-- start --

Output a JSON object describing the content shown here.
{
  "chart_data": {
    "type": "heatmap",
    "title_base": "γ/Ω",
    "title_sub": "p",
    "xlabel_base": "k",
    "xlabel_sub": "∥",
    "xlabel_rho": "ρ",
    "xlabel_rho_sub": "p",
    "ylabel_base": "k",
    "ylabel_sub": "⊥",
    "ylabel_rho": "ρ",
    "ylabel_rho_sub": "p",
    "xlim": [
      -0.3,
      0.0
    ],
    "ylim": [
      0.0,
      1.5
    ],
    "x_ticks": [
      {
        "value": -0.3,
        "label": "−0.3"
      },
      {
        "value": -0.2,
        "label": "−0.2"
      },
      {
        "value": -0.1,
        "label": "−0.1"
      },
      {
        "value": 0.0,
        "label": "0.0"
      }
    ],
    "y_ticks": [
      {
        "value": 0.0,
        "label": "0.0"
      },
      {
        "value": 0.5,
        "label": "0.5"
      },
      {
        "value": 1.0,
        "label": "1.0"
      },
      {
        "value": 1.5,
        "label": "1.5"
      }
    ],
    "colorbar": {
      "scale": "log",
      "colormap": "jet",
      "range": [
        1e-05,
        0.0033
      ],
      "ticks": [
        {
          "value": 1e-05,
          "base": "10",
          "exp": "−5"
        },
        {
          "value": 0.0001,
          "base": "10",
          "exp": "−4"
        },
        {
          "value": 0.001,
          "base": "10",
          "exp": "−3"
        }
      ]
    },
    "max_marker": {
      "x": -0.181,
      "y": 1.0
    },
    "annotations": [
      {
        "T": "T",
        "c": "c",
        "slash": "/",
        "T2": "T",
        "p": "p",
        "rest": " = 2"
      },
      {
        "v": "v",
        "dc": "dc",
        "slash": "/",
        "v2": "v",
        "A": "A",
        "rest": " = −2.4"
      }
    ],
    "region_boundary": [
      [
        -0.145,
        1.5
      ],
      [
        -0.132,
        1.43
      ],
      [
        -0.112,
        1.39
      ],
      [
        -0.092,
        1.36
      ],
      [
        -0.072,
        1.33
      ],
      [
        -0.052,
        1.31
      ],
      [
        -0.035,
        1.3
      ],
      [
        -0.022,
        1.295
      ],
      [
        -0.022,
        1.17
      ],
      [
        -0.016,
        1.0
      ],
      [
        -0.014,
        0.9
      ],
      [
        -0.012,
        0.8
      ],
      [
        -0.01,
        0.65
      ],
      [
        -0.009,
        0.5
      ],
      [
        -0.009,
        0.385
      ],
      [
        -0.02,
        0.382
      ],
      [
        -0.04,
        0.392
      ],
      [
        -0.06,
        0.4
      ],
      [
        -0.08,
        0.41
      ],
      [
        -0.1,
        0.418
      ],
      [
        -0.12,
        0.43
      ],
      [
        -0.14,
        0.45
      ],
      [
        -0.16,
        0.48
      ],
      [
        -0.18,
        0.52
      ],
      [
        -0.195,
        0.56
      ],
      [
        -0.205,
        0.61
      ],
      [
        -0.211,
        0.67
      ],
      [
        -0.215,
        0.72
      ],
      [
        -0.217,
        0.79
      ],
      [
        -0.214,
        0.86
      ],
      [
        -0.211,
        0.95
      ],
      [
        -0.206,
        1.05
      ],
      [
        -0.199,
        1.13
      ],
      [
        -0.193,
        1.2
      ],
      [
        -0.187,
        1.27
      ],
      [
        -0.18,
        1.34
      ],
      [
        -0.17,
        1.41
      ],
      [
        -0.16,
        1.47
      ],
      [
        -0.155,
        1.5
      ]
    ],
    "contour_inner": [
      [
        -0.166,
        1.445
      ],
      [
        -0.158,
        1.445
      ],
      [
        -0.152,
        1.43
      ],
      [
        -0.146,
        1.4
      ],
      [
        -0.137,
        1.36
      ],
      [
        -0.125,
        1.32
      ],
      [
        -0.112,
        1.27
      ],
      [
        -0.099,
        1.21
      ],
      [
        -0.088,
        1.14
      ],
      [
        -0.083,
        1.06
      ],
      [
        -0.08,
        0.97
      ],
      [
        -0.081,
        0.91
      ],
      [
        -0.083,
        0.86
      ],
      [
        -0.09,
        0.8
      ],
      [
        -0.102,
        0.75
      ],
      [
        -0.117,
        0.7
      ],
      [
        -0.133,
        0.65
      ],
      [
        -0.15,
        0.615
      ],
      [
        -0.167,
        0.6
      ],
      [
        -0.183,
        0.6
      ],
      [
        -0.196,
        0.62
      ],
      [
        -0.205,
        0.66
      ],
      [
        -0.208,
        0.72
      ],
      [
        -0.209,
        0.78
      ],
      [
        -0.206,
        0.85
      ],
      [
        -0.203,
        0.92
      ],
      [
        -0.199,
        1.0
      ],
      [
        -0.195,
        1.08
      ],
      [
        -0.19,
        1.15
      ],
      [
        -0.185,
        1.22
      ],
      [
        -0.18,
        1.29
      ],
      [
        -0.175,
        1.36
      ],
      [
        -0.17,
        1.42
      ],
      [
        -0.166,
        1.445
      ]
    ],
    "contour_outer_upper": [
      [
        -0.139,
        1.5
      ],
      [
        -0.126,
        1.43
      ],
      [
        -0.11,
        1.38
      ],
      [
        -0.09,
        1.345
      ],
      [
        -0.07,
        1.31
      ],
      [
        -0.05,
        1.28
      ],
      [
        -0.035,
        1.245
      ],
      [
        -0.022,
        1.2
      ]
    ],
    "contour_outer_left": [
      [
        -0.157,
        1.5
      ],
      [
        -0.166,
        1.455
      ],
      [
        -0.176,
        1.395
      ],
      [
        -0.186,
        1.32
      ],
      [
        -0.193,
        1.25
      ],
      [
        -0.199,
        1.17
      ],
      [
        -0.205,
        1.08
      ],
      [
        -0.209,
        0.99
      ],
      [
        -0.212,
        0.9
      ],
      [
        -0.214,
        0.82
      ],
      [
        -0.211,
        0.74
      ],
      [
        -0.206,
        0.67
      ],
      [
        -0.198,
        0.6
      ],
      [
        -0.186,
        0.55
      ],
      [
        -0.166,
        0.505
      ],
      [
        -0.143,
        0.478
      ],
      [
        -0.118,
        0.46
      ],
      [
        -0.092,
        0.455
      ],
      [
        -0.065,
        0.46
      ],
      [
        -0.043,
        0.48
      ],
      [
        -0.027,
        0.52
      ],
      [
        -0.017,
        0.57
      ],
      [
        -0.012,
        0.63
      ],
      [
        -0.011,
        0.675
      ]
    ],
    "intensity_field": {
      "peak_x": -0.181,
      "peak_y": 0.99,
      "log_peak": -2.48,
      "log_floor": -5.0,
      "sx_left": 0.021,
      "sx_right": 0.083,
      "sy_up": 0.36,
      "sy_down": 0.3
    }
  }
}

-- end --

Challenge:
From the listing above, copy every line that includes the word "value".

Task output:
        "value": -0.3,
        "value": -0.2,
        "value": -0.1,
        "value": 0.0,
        "value": 0.0,
        "value": 0.5,
        "value": 1.0,
        "value": 1.5,
          "value": 1e-05,
          "value": 0.0001,
          "value": 0.001,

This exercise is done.